● WHAT YOU SHOULD DO:
Find the lines that hold "помещений". Report only how many there are.
::::
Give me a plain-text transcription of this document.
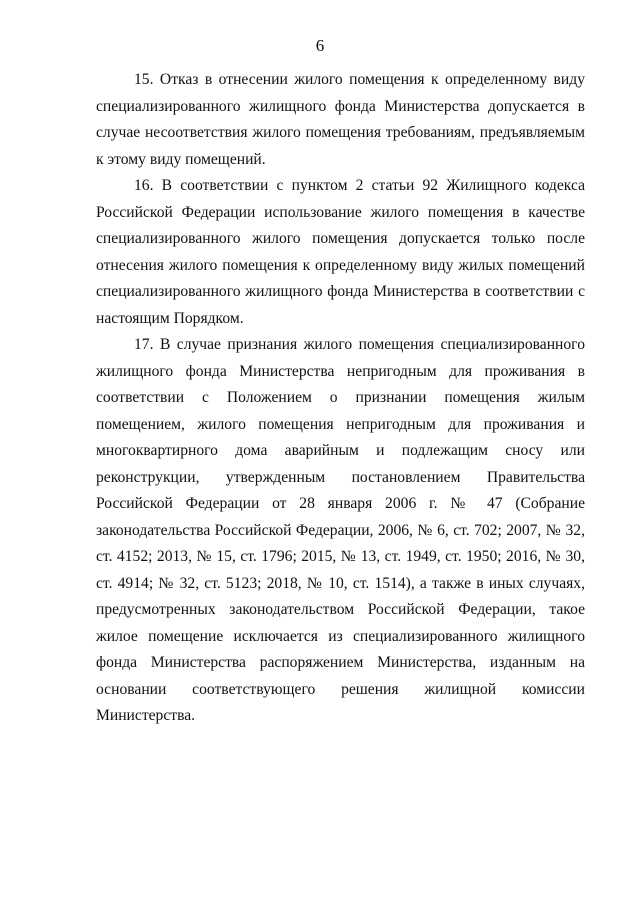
6

15. Отказ в отнесении жилого помещения к определенному виду специализированного жилищного фонда Министерства допускается в случае несоответствия жилого помещения требованиям, предъявляемым к этому виду помещений.

16. В соответствии с пунктом 2 статьи 92 Жилищного кодекса Российской Федерации использование жилого помещения в качестве специализированного жилого помещения допускается только после отнесения жилого помещения к определенному виду жилых помещений специализированного жилищного фонда Министерства в соответствии с настоящим Порядком.

17. В случае признания жилого помещения специализированного жилищного фонда Министерства непригодным для проживания в соответствии с Положением о признании помещения жилым помещением, жилого помещения непригодным для проживания и многоквартирного дома аварийным и подлежащим сносу или реконструкции, утвержденным постановлением Правительства Российской Федерации от 28 января 2006 г. № 47 (Собрание законодательства Российской Федерации, 2006, № 6, ст. 702; 2007, № 32, ст. 4152; 2013, № 15, ст. 1796; 2015, № 13, ст. 1949, ст. 1950; 2016, № 30, ст. 4914; № 32, ст. 5123; 2018, № 10, ст. 1514), а также в иных случаях, предусмотренных законодательством Российской Федерации, такое жилое помещение исключается из специализированного жилищного фонда Министерства распоряжением Министерства, изданным на основании соответствующего решения жилищной комиссии Министерства.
::::
● ANSWER TO THE PROBLEM:
2